··· SELECTION

An hour or two later, we were at the remaining Western Wall of the
second temple — biblical history says the first was built by King
David’s son, Solomon. The second was destroyed by Romans in 70 A.D.

Some 187 feet of the wall are above ground here in the Jewish quarter.
This afternoon, dozens of men, most wearing black suits and hats,
stood inches from the wall, bobbing their heads as they prayed in what
sounded like a group hum. Women pray at a smaller section of the wall,
separated from the men by a waffle-weave fence.

——–

Our final visit inside Old Jerusalem was to the most sacred site in
Christianity, the Church of the Holy Sepulchre, where Jesus is said to
have been crucified and buried.

Vast and dim, the church has been built and rebuilt over the
centuries. To complicate matters, it is divided into areas controlled
— not always harmoniously — by six of the oldest denominations:
Roman Catholic, Armenian Orthodox, Greek Orthodox, Egyptian Coptic,
Syrian Orthodox and Ethiopian.

But members of the same family have opened and shut the heavy church
door for almost 1,300 years.

“We help them settle their disputes. We are the neutral people in the
church,” doorkeeper Wajeeh Nuseibeh told a reporter in 2005. “We help
preserve peace in this holy place.” He and his family are Muslims.

Daylight from the front door illuminated those kneeling at a marble
slab where Jesus’ body is said to have been laid in preparation for
burial. A short walk away is an ornate chapel over what was designated
as Jesus’ tomb.

Behind it, Sabbo led us into a damp, musty chapel and pointed to a
burial cave that could hold one person. “We know a cave like this
belonged to Joseph,” he said, wondering with a shrug if perhaps this
was where Jesus really was buried. I hoped so, thinking Jesus might
have preferred simplicity over the ornate.

Near the front door, we climbed narrow, steep stone stairs to reach
Calvary, the accepted site of Jesus’ crucifixion. It’s dark, lighted
by candles and oil lamps, with masses of gold surrounding a cross
holding Jesus’ limp body. Pilgrims were waiting in line to kneel and
touch a stone beneath it.

“I feel a chill, just being here,” whispered a new friend.

I felt frustrated. And overwhelmed. There were too many people, too
much commotion and not enough time to absorb it all. Sabbo was an
excellent guide, full of information. But I wanted — needed? — to
explore Old Jerusalem alone, at my own pace. So I returned and spent
most of three unstructured days there.

‘”Next year in Jerusalem,” is what Jews all over the world say at
their ritual Passover dinner, called the seder. They pray to be
reunited in their holy land.

While as few as 10 percent of Israeli Jews are said to be religiously
observant, most do visit the Western Wall at some point, as do
visitors of many faiths.

I sat for about 45 minutes on a stone bench in the rear of the
female’s area at the Western Wall, surrounded by women of all ages,
even children. Some read holy books held inches from their eyes,
others nodded and prayed. Like almost everyone else, I wrote two or
three prayerful petitions, folded the papers tightly, and stuck them
between crevices in the wall, hoping they wouldn’t fall out.

······

* _TASK LIST_
1. Decide whether each statement agrees with the Old Jerusalem passage, answering yes or no and quoting the words of the passage that settle it: (a) Women pray at a smaller section of the Western Wall than the men. (b) Four denominations control areas of the Church of the Holy Sepulchre. (c) The church's doorkeeper and his family are Christians.
2. According to the Old Jerusalem passage, for how long have members of the same family opened and shut the door of the Church of the Holy Sepulchre?
3. Reproduce the stretch of the Old Jerusalem passage from "I felt frustrated." through "of many faiths.", word for word.

··· DATA ROWS

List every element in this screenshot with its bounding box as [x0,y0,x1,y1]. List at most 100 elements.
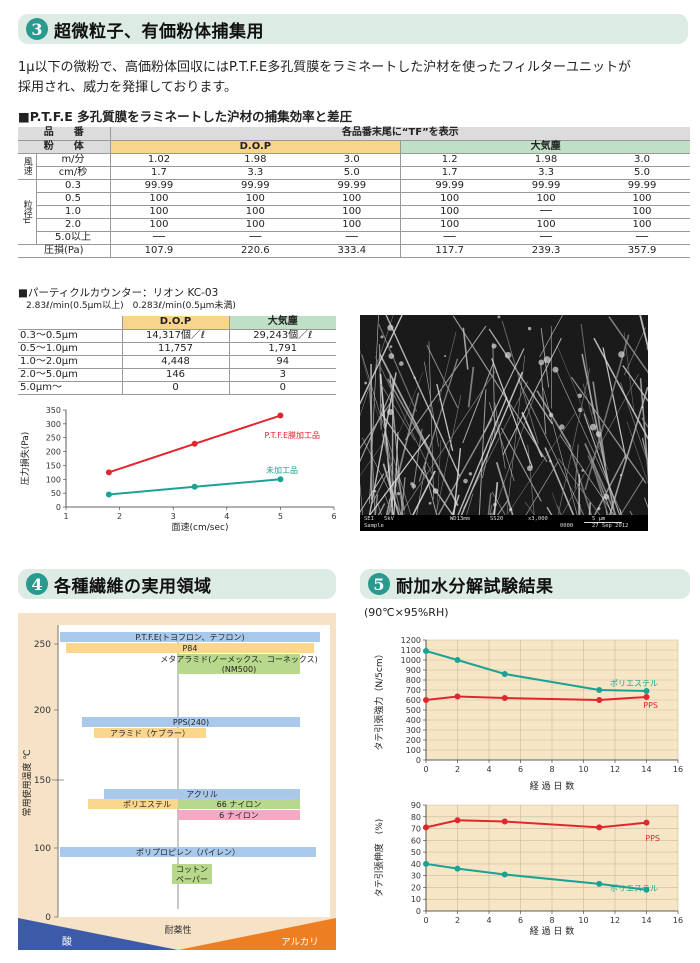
temperature-range-bar [82,717,300,727]
y-tick-label: 70 [411,825,421,834]
fiber-strand [462,362,494,444]
y-tick-label: 250 [46,434,61,443]
x-tick-label: 1 [63,512,68,521]
data-point [277,476,284,483]
text-cell: 1.7 [400,166,499,180]
text-cell: 100 [110,218,208,232]
x-tick-label: 6 [518,765,523,774]
text-cell: 357.9 [594,244,690,258]
text-cell: 100 [110,205,208,219]
x-axis-label: 経 過 日 数 [530,780,575,792]
fiber-node [388,353,395,359]
fiber-node [387,324,394,331]
fiber-node [389,345,393,348]
series-label: PPS [643,701,658,710]
text-cell: 大気塵 [229,316,336,330]
y-tick-label: 1000 [401,656,421,665]
fiber-strand [383,493,399,531]
alkali-wedge [178,918,336,950]
bar-label: ポリプロピレン（パイレン） [136,848,240,857]
text-cell: 100 [498,218,595,232]
y-axis-label: タテ引張伸度 (%) [373,819,385,898]
x-tick-label: 6 [331,512,336,521]
fiber-strand [462,327,469,370]
fiber-strand [622,365,648,403]
fiber-strand [428,418,493,531]
fiber-node [552,366,559,373]
fiber-strand [539,315,564,358]
y-tick-label: 400 [406,716,421,725]
data-point [596,697,603,703]
acid-label: 酸 [62,935,72,948]
y-tick-label: 10 [411,895,421,904]
text-cell: 29,243個／ℓ [229,329,336,343]
fiber-strand [502,337,562,456]
y-tick-label: 50 [411,848,421,857]
text-cell: 99.99 [400,179,499,193]
fiber-strand [451,448,462,531]
text-cell: 100 [207,218,304,232]
series-label: PPS [645,834,660,843]
fiber-strand [452,315,548,463]
fiber-strand [491,491,515,531]
text-cell: Sample [364,523,384,529]
x-tick-label: 14 [641,765,651,774]
text-cell: 採用され、威力を発揮しております。 [18,80,238,95]
fiber-strand [587,455,620,531]
text-cell: 5 [368,573,390,595]
fiber-strand [555,368,630,531]
text-cell: SS20 [490,516,504,522]
fiber-strand [584,443,624,531]
y-tick-label: 150 [46,461,61,470]
data-point [454,657,461,663]
acid-wedge [18,918,178,950]
y-tick-label: 0 [416,907,421,916]
fiber-strand [360,391,392,463]
text-cell: 100 [400,192,499,206]
fiber-strand [639,315,648,352]
text-cell: 1.7 [110,166,208,180]
fiber-strand [381,433,406,531]
y-tick-label: 900 [406,666,421,675]
data-point [423,648,429,654]
bar-label: P84 [182,644,197,653]
text-cell: 100 [207,205,304,219]
text-cell: 146 [122,368,230,382]
fiber-strand [360,315,403,406]
particle-label: 粒径μ [18,179,37,245]
fiber-strand [592,381,607,466]
text-cell: 1.2 [400,153,499,167]
fiber-node [493,502,497,507]
text-cell: SEI [364,516,374,522]
x-tick-label: 5 [278,512,283,521]
fiber-strand [428,341,435,500]
text-cell: 100 [594,192,690,206]
text-cell: 99.99 [207,179,304,193]
text-cell: 99.99 [110,179,208,193]
fiber-node [386,408,394,416]
fiber-strand [585,454,627,531]
text-cell: 1,791 [229,342,336,356]
text-cell: ── [498,231,595,245]
y-tick-label: 300 [406,726,421,735]
fiber-strand [365,372,397,531]
y-tick-label: 250 [34,640,51,650]
fiber-strand [494,402,506,469]
data-point [596,687,603,693]
fiber-strand [370,363,373,500]
text-cell: 100 [303,218,402,232]
text-cell: 5 μm [592,516,606,522]
text-cell: 各品番末尾に“TF”を表示 [110,127,690,141]
data-point [501,818,508,825]
bar-label: ポリエステル [123,800,171,809]
fiber-strand [385,315,461,477]
temperature-range-bar [178,664,300,674]
text-cell: 5.0 [594,166,690,180]
elongation-chart: 0 10 20 30 40 50 60 70 80 90 0 2 4 6 8 10 12 14 16 経 過 日 数 タ… [373,801,683,937]
fiber-node [548,412,554,418]
x-tick-label: 2 [117,512,122,521]
fiber-strand [501,320,539,444]
bar-label: PPS(240) [173,718,209,727]
fiber-node [589,423,597,431]
bar-label: メタアラミド(ノーメックス、コーネックス) [160,655,317,664]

······

* _SOLVED PROBLEMS_
1.
(a) Yes: "Women pray at a smaller section of the wall, separated from the men by a waffle-weave fence."
(b) No: "it is divided into areas controlled — not always harmoniously — by six of the oldest denominations"
(c) No: "He and his family are Muslims."

2. For almost 1,300 years.

3.
I felt frustrated. And overwhelmed. There were too many people, too
much commotion and not enough time to absorb it all. Sabbo was an
excellent guide, full of information. But I wanted — needed? — to
explore Old Jerusalem alone, at my own pace. So I returned and spent
most of three unstructured days there.

‘”Next year in Jerusalem,” is what Jews all over the world say at
their ritual Passover dinner, called the seder. They pray to be
reunited in their holy land.

While as few as 10 percent of Israeli Jews are said to be religiously
observant, most do visit the Western Wall at some point, as do
visitors of many faiths.